*原文*
-.-.-

2.1影像学检查 Micro-CT扫描三维重建结果显示，PTHrP KI组小鼠的下颌第一磨牙牙根长度明显小于WT组小鼠，见图1。

2.2HE染色 WT组小鼠的下颌第一磨牙长度较PTHrP KI组小鼠长，差异有统计学意义(t=6.109，P<0.01)；WT组小鼠的前期牙本质占总牙本质比例小于PTHrP KI组小鼠，差异有统计学意义(t=9.178，P<0.01)，见图2、表1。

A：WT组小鼠下颌骨(×100)；B：PTHrP KI组小鼠下颌骨(×100)；C：WT组小鼠下颌第一磨牙牙颈部(×400)；D：PTHrP KI组小鼠下颌第一磨牙牙颈部(×400)图2 两组小鼠HE染色

表1 两组小鼠下颌第一磨牙长度和前期牙本质占总牙本质比例比较

表2 两组小鼠下颌第一磨牙Collagen-Ⅰ、DSP、Ki-67和p27阳性表达比较

2.3免疫组织化学染色 WT组小鼠Collagen-Ⅰ占下颌第一磨牙阳性比例、Ki-67阳性细胞比例和DSP占牙本质阳性比例均高于PTHrP KI组小鼠，p27阳性细胞比例低于PTHrP KI组小鼠，差异均有统计学意义(P<0.05)，见图3、表2。

A、B：Collagen-Ⅰ(×100);C、D：DSP(×400);E、F：p27(×400);G、H:Ki-67(×400)图3 两组小鼠磨牙中Collagen-I、DSP、Ki-67和p27阳性表达

3 讨 论

在牙齿的发育、萌出和矿化过程中，多种钙、磷调节激素如1,25(OH)2D3[6]、成纤维细胞生长因子-23(fibroblast growth factor-23，FGF-23)[7]的缺乏或者过表达都有可能干扰牙齿细胞外基质的分泌和矿化，最终导致牙齿发育异常。

-.-.-

*页面版式解析数据*
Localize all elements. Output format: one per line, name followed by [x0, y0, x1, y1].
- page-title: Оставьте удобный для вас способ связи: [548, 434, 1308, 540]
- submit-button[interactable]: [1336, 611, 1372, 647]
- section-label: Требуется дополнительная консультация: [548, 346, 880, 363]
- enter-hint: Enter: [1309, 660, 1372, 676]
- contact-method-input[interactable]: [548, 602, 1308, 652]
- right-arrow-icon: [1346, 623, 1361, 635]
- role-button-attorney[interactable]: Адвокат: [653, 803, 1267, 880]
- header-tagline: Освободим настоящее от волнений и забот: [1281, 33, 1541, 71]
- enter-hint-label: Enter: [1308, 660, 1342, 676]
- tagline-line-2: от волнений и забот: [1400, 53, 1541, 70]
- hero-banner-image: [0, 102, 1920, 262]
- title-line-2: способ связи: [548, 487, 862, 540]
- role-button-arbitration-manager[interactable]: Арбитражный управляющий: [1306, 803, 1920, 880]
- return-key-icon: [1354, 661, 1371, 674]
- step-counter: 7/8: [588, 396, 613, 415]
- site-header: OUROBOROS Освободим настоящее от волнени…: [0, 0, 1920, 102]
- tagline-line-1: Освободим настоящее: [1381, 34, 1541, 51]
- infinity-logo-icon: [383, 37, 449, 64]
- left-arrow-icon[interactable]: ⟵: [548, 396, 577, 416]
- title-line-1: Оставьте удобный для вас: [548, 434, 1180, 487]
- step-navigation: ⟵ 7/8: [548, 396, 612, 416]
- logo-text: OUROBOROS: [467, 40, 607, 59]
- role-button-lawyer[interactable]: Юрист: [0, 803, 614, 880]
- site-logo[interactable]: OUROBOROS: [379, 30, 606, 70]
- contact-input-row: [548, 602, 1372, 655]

-.-.-

*任务条目 A*
判断以下三项陈述是否与关于PTHrP KI小鼠下颌磨牙的原文相符，逐项回答“是”或“否”，并原样引用原文中起决定作用的字句：(i) PTHrP KI组小鼠的下颌第一磨牙牙根长度明显大于WT组小鼠；(ii) WT组小鼠的前期牙本质占总牙本质比例小于PTHrP KI组小鼠；(iii) WT组小鼠的p27阳性细胞比例高于PTHrP KI组小鼠。
*任务条目 B*
请接着关于PTHrP KI小鼠下颌磨牙的原文续写，从其最后一句之后写起。
这些记录在此不起任何作用。

*任务回答 A*
(i) 否。原文为“PTHrP KI组小鼠的下颌第一磨牙牙根长度明显小于WT组小鼠”。
(ii) 是。原文为“WT组小鼠的前期牙本质占总牙本质比例小于PTHrP KI组小鼠”。
(iii) 否。原文为“p27阳性细胞比例低于PTHrP KI组小鼠”。

*任务回答 B*
本研究结果显示，CT扫描后重建结果表明与WT小鼠比较，PTHrP KI小鼠下颌第一磨牙的长度缩短；通过对下颌第一磨牙进行HE染色、分析，结果发现PTHrP KI小鼠下颌第一磨牙的长度明显缩短；进一步分析表明，PTHrP KI小鼠下颌第一磨牙前期牙本质的比例明显高于WT小鼠。在牙本质的发育阶段，成牙本质细胞分泌细胞外基质形成前期牙本质，前期牙本质在不断矿化之后形成牙本质，如果前期牙本质的矿化过程受阻，则前期牙本质占总牙本质的比例就会明显升高[6]。本研究HE染色结果表明，小鼠PTHrP核定位序列和C末端缺失可能导致了牙本质基质生成减少和矿化的异常。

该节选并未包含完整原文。